§ **Required task**
Don't copy the pictures; return every other part of the records exactly.

§ **Supplied records**
■ ■ ■ ■

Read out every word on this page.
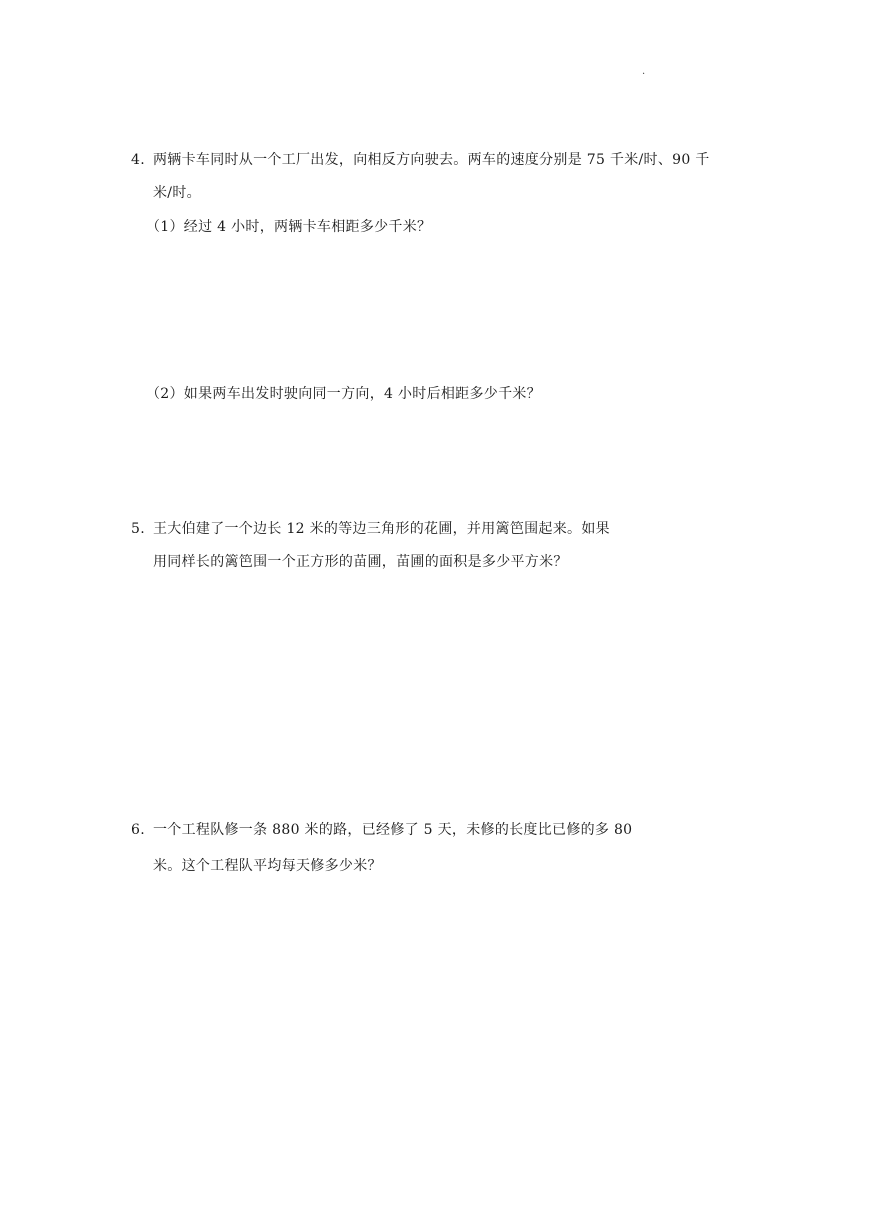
.
4. 两辆卡车同时从一个工厂出发，向相反方向驶去。两车的速度分别是 75 千米/时、90 千
米/时。
（1）经过 4 小时，两辆卡车相距多少千米？
（2）如果两车出发时驶向同一方向，4 小时后相距多少千米？
5. 王大伯建了一个边长 12 米的等边三角形的花圃，并用篱笆围起来。如果
用同样长的篱笆围一个正方形的苗圃，苗圃的面积是多少平方米？
6. 一个工程队修一条 880 米的路，已经修了 5 天，未修的长度比已修的多 80
米。这个工程队平均每天修多少米？
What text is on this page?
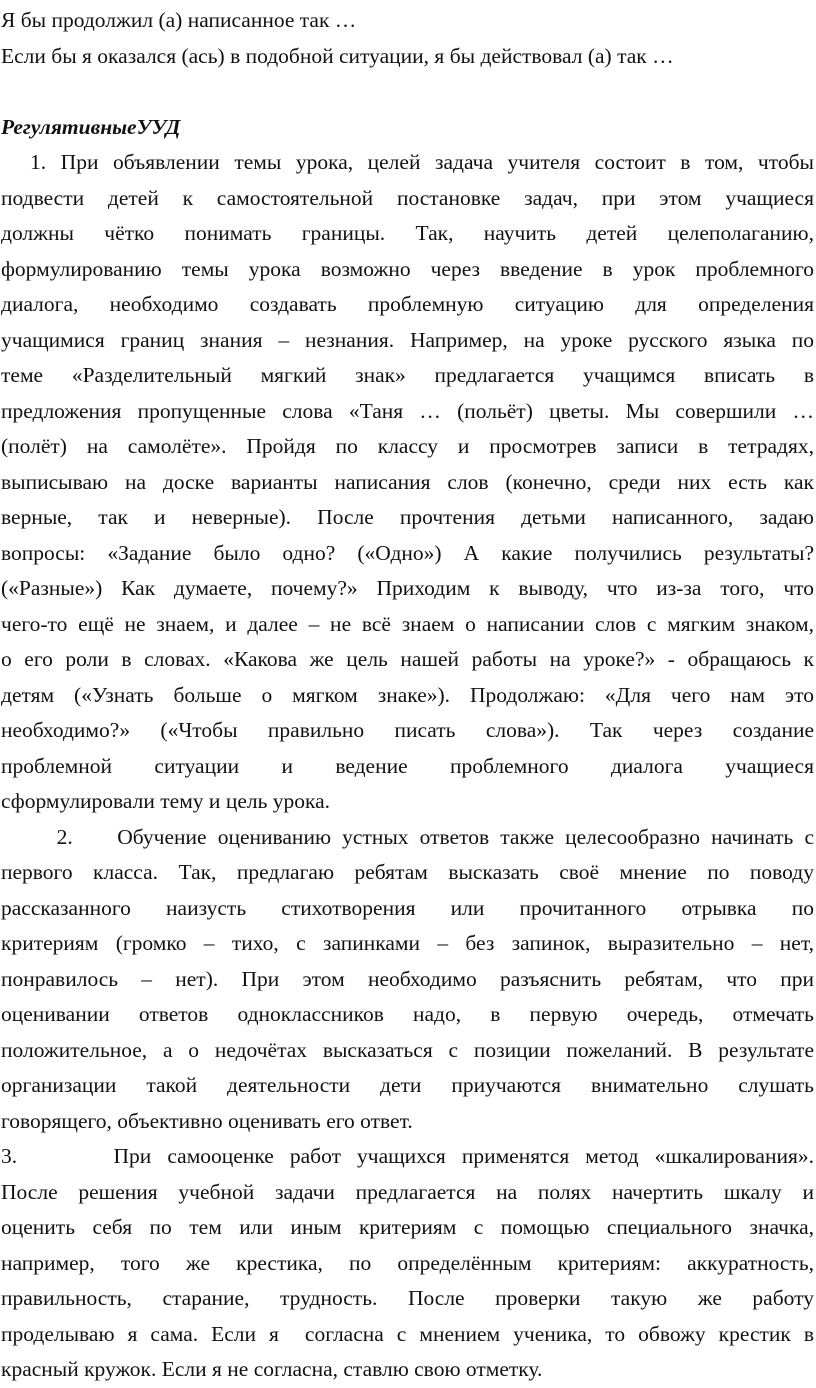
Я бы продолжил (а) написанное так …
Если бы я оказался (ась) в подобной ситуации, я бы действовал (а) так …
РегулятивныеУУД
1. При объявлении темы урока, целей задача учителя состоит в том, чтобы
подвести детей к самостоятельной постановке задач, при этом учащиеся
должны чётко понимать границы. Так, научить детей целеполаганию,
формулированию темы урока возможно через введение в урок проблемного
диалога, необходимо создавать проблемную ситуацию для определения
учащимися границ знания – незнания. Например, на уроке русского языка по
теме «Разделительный мягкий знак» предлагается учащимся вписать в
предложения пропущенные слова «Таня … (польёт) цветы. Мы совершили …
(полёт) на самолёте». Пройдя по классу и просмотрев записи в тетрадях,
выписываю на доске варианты написания слов (конечно, среди них есть как
верные, так и неверные). После прочтения детьми написанного, задаю
вопросы: «Задание было одно? («Одно») А какие получились результаты?
(«Разные») Как думаете, почему?» Приходим к выводу, что из-за того, что
чего-то ещё не знаем, и далее – не всё знаем о написании слов с мягким знаком,
о его роли в словах. «Какова же цель нашей работы на уроке?» - обращаюсь к
детям («Узнать больше о мягком знаке»). Продолжаю: «Для чего нам это
необходимо?» («Чтобы правильно писать слова»). Так через создание
проблемной ситуации и ведение проблемного диалога учащиеся
сформулировали тему и цель урока.
2.    Обучение оцениванию устных ответов также целесообразно начинать с
первого класса. Так, предлагаю ребятам высказать своё мнение по поводу
рассказанного наизусть стихотворения или прочитанного отрывка по
критериям (громко – тихо, с запинками – без запинок, выразительно – нет,
понравилось – нет). При этом необходимо разъяснить ребятам, что при
оценивании ответов одноклассников надо, в первую очередь, отмечать
положительное, а о недочётах высказаться с позиции пожеланий. В результате
организации такой деятельности дети приучаются внимательно слушать
говорящего, объективно оценивать его ответ.
3.      При самооценке работ учащихся применятся метод «шкалирования».
После решения учебной задачи предлагается на полях начертить шкалу и
оценить себя по тем или иным критериям с помощью специального значка,
например, того же крестика, по определённым критериям: аккуратность,
правильность, старание, трудность. После проверки такую же работу
проделываю я сама. Если я  согласна с мнением ученика, то обвожу крестик в
красный кружок. Если я не согласна, ставлю свою отметку.
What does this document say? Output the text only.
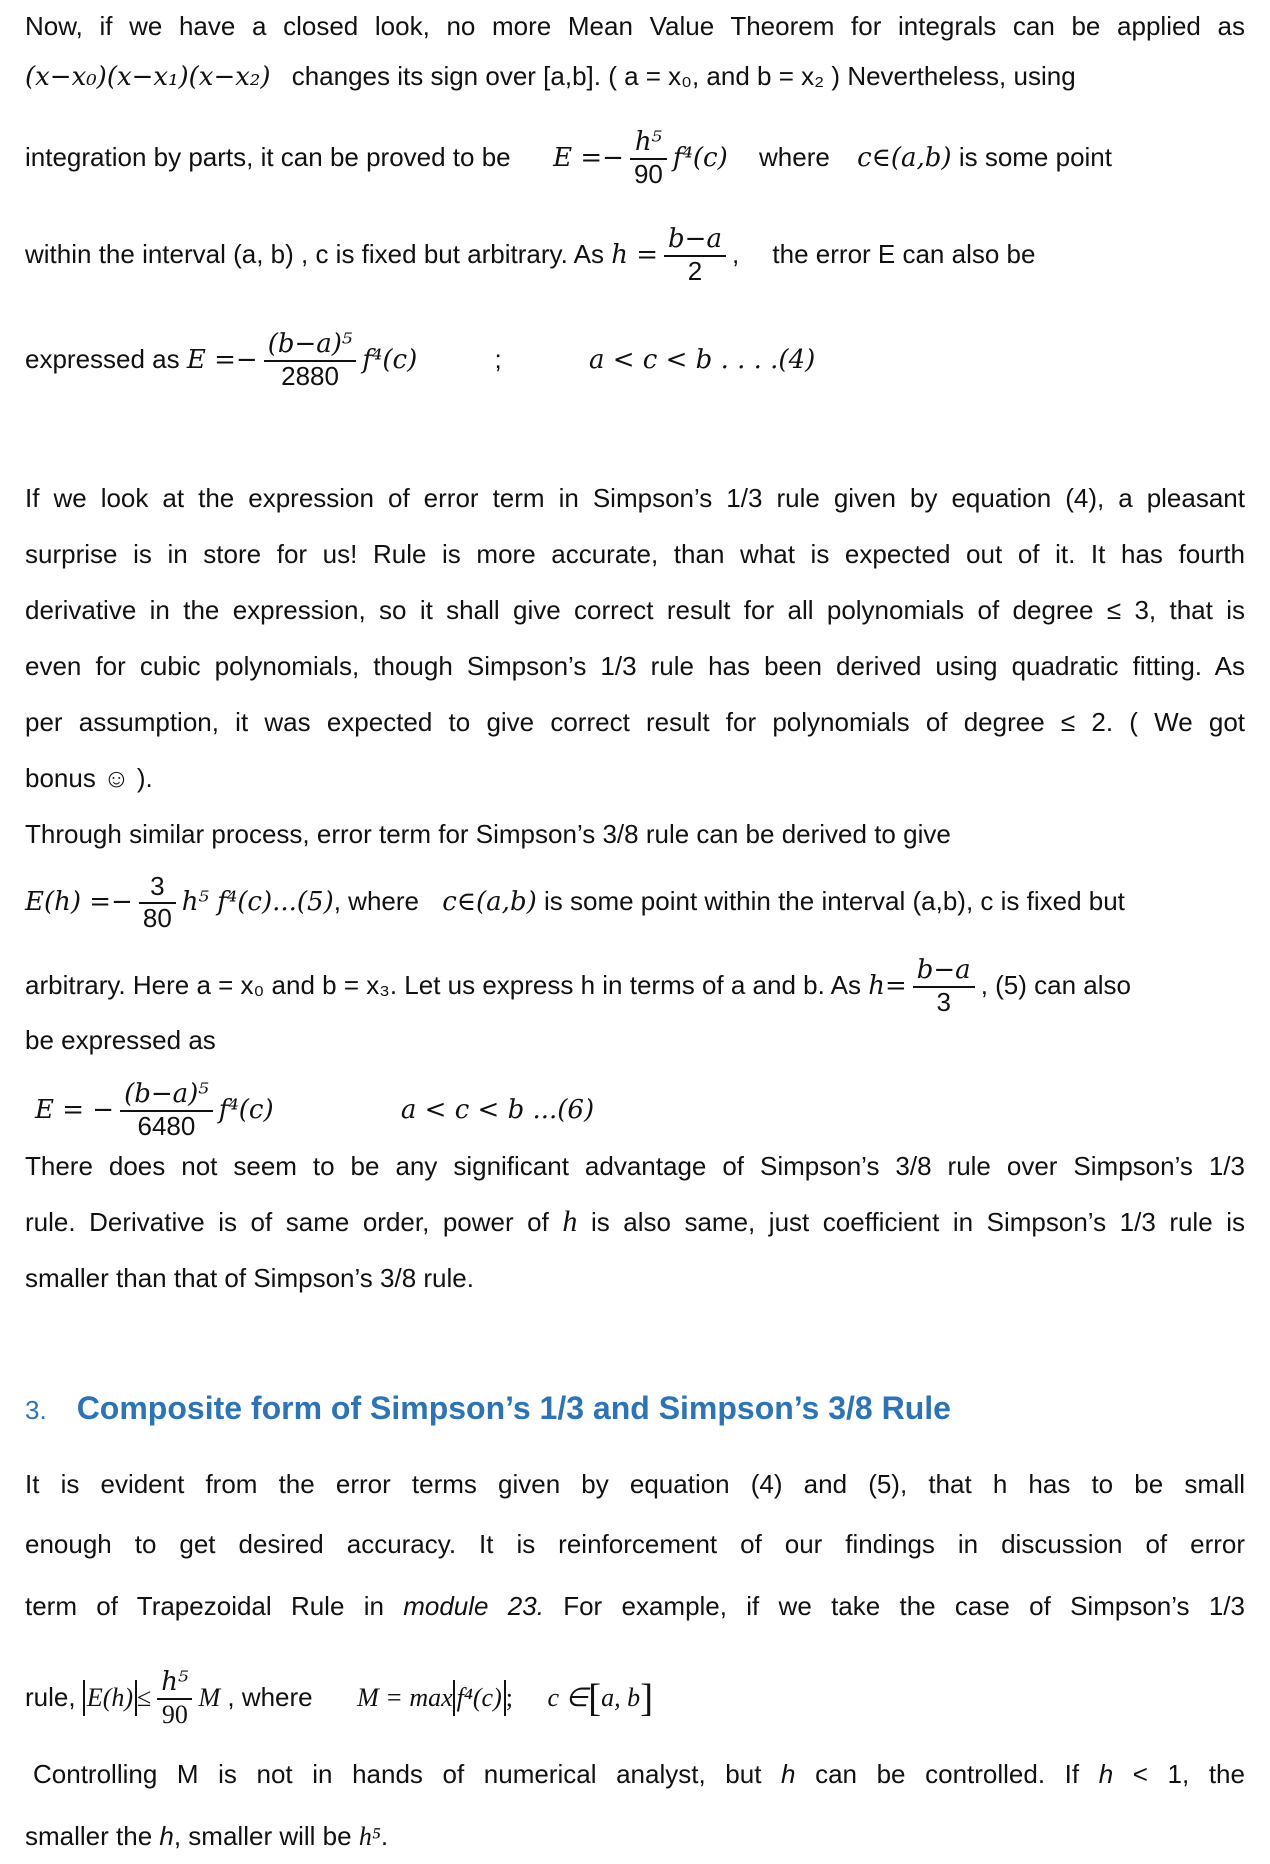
Now, if we have a closed look, no more Mean Value Theorem for integrals can be applied as
(x−x₀)(x−x₁)(x−x₂) changes its sign over [a,b]. ( a = x₀, and b = x₂ ) Nevertheless, using
integration by parts, it can be proved to be $E =- \frac{\text{h⁵}}{90} f^4(c)$ where c∈(a,b) is some point
within the interval (a, b) , c is fixed but arbitrary. As $h = \frac{b-a}{2}$ , the error E can also be
expressed as $E =- \frac{\text{(b−a)⁵}}{2880} f^4(c)$	;	a < c < b . . . .(4)
If we look at the expression of error term in Simpson’s 1/3 rule given by equation (4), a pleasant
surprise is in store for us! Rule is more accurate, than what is expected out of it. It has fourth
derivative in the expression, so it shall give correct result for all polynomials of degree ≤ 3, that is
even for cubic polynomials, though Simpson’s 1/3 rule has been derived using quadratic fitting. As
per assumption, it was expected to give correct result for polynomials of degree ≤ 2. ( We got
bonus ☺ ).
Through similar process, error term for Simpson’s 3/8 rule can be derived to give
$E(h) =- \frac{3}{80} h^5$ f⁴(c)...(5), where c∈(a,b) is some point within the interval (a,b), c is fixed but
arbitrary. Here a = x₀ and b = x₃. Let us express h in terms of a and b. As $h= \frac{b-a}{3}$ , (5) can also
be expressed as
E = − $\frac{\text{(b−a)⁵}}{6480} f^4(c)$	a < c < b ...(6)
There does not seem to be any significant advantage of Simpson’s 3/8 rule over Simpson’s 1/3
rule. Derivative is of same order, power of h is also same, just coefficient in Simpson’s 1/3 rule is
smaller than that of Simpson’s 3/8 rule.
3. Composite form of Simpson’s 1/3 and Simpson’s 3/8 Rule
It is evident from the error terms given by equation (4) and (5), that h has to be small
enough to get desired accuracy. It is reinforcement of our findings in discussion of error
term of Trapezoidal Rule in module 23. For example, if we take the case of Simpson’s 1/3
rule, $E(h) \le \frac{\text{h⁵}}{90}$ M , where M = max f⁴(c) ; c ∈[a, b]
Controlling M is not in hands of numerical analyst, but h can be controlled. If h < 1, the
smaller the h, smaller will be h⁵.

■ ■ ■ ■

§ **Response for this exercise**
Read out every word on this page.
.
4. 两辆卡车同时从一个工厂出发，向相反方向驶去。两车的速度分别是 75 千米/时、90 千
米/时。
（1）经过 4 小时，两辆卡车相距多少千米？
（2）如果两车出发时驶向同一方向，4 小时后相距多少千米？
5. 王大伯建了一个边长 12 米的等边三角形的花圃，并用篱笆围起来。如果
用同样长的篱笆围一个正方形的苗圃，苗圃的面积是多少平方米？
6. 一个工程队修一条 880 米的路，已经修了 5 天，未修的长度比已修的多 80
米。这个工程队平均每天修多少米？
What text is on this page?
Я бы продолжил (а) написанное так …
Если бы я оказался (ась) в подобной ситуации, я бы действовал (а) так …
РегулятивныеУУД
1. При объявлении темы урока, целей задача учителя состоит в том, чтобы
подвести детей к самостоятельной постановке задач, при этом учащиеся
должны чётко понимать границы. Так, научить детей целеполаганию,
формулированию темы урока возможно через введение в урок проблемного
диалога, необходимо создавать проблемную ситуацию для определения
учащимися границ знания – незнания. Например, на уроке русского языка по
теме «Разделительный мягкий знак» предлагается учащимся вписать в
предложения пропущенные слова «Таня … (польёт) цветы. Мы совершили …
(полёт) на самолёте». Пройдя по классу и просмотрев записи в тетрадях,
выписываю на доске варианты написания слов (конечно, среди них есть как
верные, так и неверные). После прочтения детьми написанного, задаю
вопросы: «Задание было одно? («Одно») А какие получились результаты?
(«Разные») Как думаете, почему?» Приходим к выводу, что из-за того, что
чего-то ещё не знаем, и далее – не всё знаем о написании слов с мягким знаком,
о его роли в словах. «Какова же цель нашей работы на уроке?» - обращаюсь к
детям («Узнать больше о мягком знаке»). Продолжаю: «Для чего нам это
необходимо?» («Чтобы правильно писать слова»). Так через создание
проблемной ситуации и ведение проблемного диалога учащиеся
сформулировали тему и цель урока.
2.    Обучение оцениванию устных ответов также целесообразно начинать с
первого класса. Так, предлагаю ребятам высказать своё мнение по поводу
рассказанного наизусть стихотворения или прочитанного отрывка по
критериям (громко – тихо, с запинками – без запинок, выразительно – нет,
понравилось – нет). При этом необходимо разъяснить ребятам, что при
оценивании ответов одноклассников надо, в первую очередь, отмечать
положительное, а о недочётах высказаться с позиции пожеланий. В результате
организации такой деятельности дети приучаются внимательно слушать
говорящего, объективно оценивать его ответ.
3.      При самооценке работ учащихся применятся метод «шкалирования».
После решения учебной задачи предлагается на полях начертить шкалу и
оценить себя по тем или иным критериям с помощью специального значка,
например, того же крестика, по определённым критериям: аккуратность,
правильность, старание, трудность. После проверки такую же работу
проделываю я сама. Если я  согласна с мнением ученика, то обвожу крестик в
красный кружок. Если я не согласна, ставлю свою отметку.
What does this document say? Output the text only.
Now, if we have a closed look, no more Mean Value Theorem for integrals can be applied as
(x−x₀)(x−x₁)(x−x₂) changes its sign over [a,b]. ( a = x₀, and b = x₂ ) Nevertheless, using
integration by parts, it can be proved to be $E =- \frac{\text{h⁵}}{90} f^4(c)$ where c∈(a,b) is some point
within the interval (a, b) , c is fixed but arbitrary. As $h = \frac{b-a}{2}$ , the error E can also be
expressed as $E =- \frac{\text{(b−a)⁵}}{2880} f^4(c)$	;	a < c < b . . . .(4)
If we look at the expression of error term in Simpson’s 1/3 rule given by equation (4), a pleasant
surprise is in store for us! Rule is more accurate, than what is expected out of it. It has fourth
derivative in the expression, so it shall give correct result for all polynomials of degree ≤ 3, that is
even for cubic polynomials, though Simpson’s 1/3 rule has been derived using quadratic fitting. As
per assumption, it was expected to give correct result for polynomials of degree ≤ 2. ( We got
bonus ☺ ).
Through similar process, error term for Simpson’s 3/8 rule can be derived to give
$E(h) =- \frac{3}{80} h^5$ f⁴(c)...(5), where c∈(a,b) is some point within the interval (a,b), c is fixed but
arbitrary. Here a = x₀ and b = x₃. Let us express h in terms of a and b. As $h= \frac{b-a}{3}$ , (5) can also
be expressed as
E = − $\frac{\text{(b−a)⁵}}{6480} f^4(c)$	a < c < b ...(6)
There does not seem to be any significant advantage of Simpson’s 3/8 rule over Simpson’s 1/3
rule. Derivative is of same order, power of h is also same, just coefficient in Simpson’s 1/3 rule is
smaller than that of Simpson’s 3/8 rule.
3. Composite form of Simpson’s 1/3 and Simpson’s 3/8 Rule
It is evident from the error terms given by equation (4) and (5), that h has to be small
enough to get desired accuracy. It is reinforcement of our findings in discussion of error
term of Trapezoidal Rule in module 23. For example, if we take the case of Simpson’s 1/3
rule, $E(h) \le \frac{\text{h⁵}}{90}$ M , where M = max f⁴(c) ; c ∈[a, b]
Controlling M is not in hands of numerical analyst, but h can be controlled. If h < 1, the
smaller the h, smaller will be h⁵.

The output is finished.